> **WHAT THE EXERCISE ASKS**: Gather each line of the entries below that includes "návodu".

╭─ INPUT MATERIAL

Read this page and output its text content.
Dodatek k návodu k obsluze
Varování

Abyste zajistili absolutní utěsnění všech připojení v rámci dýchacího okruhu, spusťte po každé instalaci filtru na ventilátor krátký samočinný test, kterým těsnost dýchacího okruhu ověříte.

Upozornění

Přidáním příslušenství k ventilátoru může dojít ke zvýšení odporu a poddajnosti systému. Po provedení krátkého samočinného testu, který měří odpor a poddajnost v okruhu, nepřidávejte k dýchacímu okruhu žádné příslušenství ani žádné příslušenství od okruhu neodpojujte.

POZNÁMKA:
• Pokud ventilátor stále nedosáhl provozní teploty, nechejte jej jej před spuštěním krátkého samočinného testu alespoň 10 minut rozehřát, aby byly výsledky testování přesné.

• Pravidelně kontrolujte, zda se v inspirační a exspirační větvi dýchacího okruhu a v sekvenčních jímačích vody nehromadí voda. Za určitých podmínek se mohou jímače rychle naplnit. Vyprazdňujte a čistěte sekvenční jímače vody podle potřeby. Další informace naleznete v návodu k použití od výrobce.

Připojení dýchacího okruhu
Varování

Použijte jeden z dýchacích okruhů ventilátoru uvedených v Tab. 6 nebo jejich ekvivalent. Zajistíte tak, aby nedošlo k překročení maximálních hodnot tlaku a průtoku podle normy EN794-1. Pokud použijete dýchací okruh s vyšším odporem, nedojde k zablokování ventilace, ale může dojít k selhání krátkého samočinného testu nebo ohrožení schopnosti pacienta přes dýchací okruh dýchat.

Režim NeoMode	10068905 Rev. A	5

╰─

> **FINISHED TASK**:
Dodatek k návodu k obsluze
• Pravidelně kontrolujte, zda se v inspirační a exspirační větvi dýchacího okruhu a v sekvenčních jímačích vody nehromadí voda. Za určitých podmínek se mohou jímače rychle naplnit. Vyprazdňujte a čistěte sekvenční jímače vody podle potřeby. Další informace naleznete v návodu k použití od výrobce.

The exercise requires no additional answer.